## Problem description
Your task is to copy every line of the entries that contains "расторжении".

## Provided data
▼▼▼
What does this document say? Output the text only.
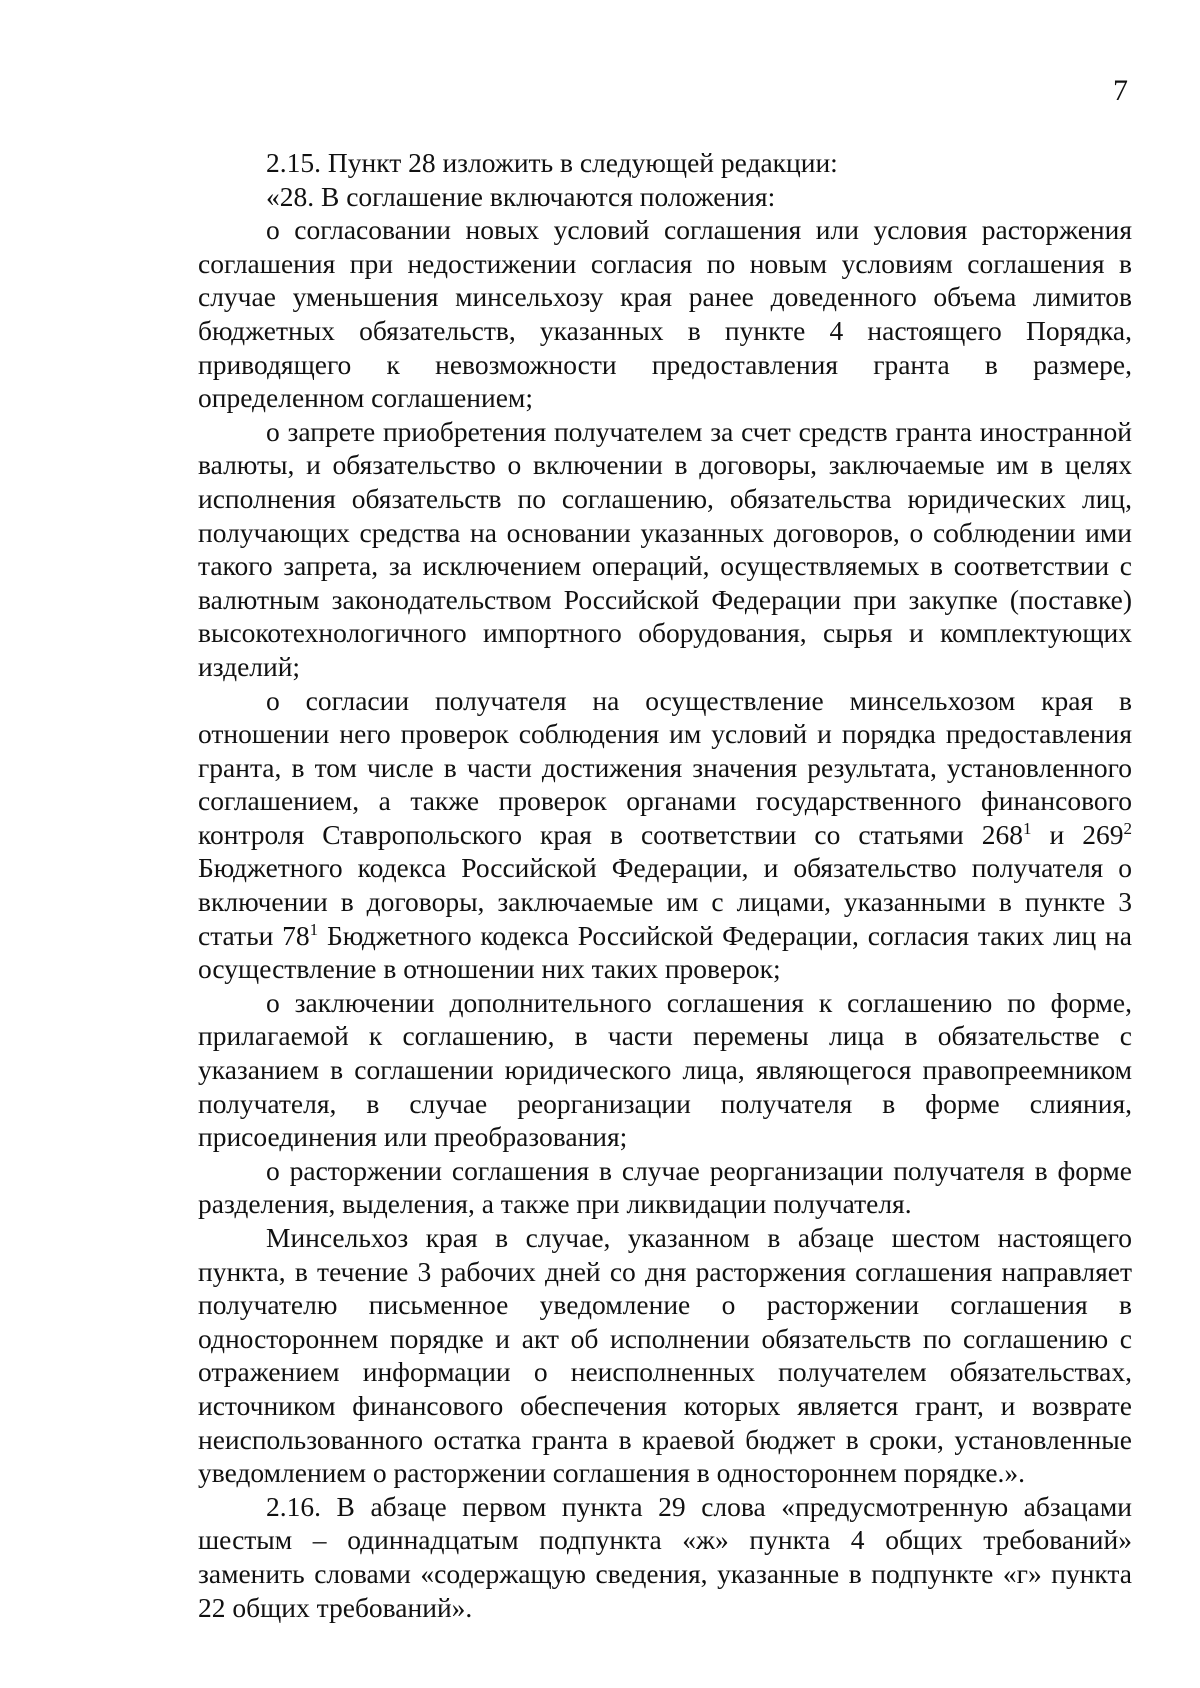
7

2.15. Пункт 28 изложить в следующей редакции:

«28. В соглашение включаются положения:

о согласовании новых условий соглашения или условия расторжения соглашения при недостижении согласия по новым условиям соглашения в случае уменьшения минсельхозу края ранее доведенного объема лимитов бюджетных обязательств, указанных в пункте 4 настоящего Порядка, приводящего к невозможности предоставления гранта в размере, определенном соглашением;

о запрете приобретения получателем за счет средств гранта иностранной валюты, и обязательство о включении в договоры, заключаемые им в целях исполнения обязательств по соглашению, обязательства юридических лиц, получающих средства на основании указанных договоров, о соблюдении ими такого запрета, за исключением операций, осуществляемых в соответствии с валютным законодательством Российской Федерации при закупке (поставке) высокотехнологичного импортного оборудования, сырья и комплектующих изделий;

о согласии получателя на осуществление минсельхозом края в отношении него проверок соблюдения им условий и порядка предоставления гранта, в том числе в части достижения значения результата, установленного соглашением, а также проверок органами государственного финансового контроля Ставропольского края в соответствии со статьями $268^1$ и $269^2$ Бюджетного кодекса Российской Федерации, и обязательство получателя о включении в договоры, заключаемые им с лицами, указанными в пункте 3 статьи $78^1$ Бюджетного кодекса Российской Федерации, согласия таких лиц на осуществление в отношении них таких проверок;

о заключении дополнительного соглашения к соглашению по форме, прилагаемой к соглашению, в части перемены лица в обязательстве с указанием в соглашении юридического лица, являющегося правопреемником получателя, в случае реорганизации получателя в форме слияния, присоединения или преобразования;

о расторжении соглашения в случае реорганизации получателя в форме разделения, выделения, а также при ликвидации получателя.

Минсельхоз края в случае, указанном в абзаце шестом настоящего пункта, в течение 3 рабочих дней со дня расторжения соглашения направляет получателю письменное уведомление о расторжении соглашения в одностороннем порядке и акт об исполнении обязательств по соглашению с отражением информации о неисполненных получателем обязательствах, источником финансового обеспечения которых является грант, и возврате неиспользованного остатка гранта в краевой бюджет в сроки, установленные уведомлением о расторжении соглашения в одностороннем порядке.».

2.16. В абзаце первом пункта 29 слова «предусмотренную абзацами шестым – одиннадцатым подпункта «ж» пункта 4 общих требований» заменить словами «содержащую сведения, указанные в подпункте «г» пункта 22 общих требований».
▲▲▲
## Exercise result
о расторжении соглашения в случае реорганизации получателя в форме разделения, выделения, а также при ликвидации получателя.
Минсельхоз края в случае, указанном в абзаце шестом настоящего пункта, в течение 3 рабочих дней со дня расторжения соглашения направляет получателю письменное уведомление о расторжении соглашения в одностороннем порядке и акт об исполнении обязательств по соглашению с отражением информации о неисполненных получателем обязательствах, источником финансового обеспечения которых является грант, и возврате неиспользованного остатка гранта в краевой бюджет в сроки, установленные уведомлением о расторжении соглашения в одностороннем порядке.».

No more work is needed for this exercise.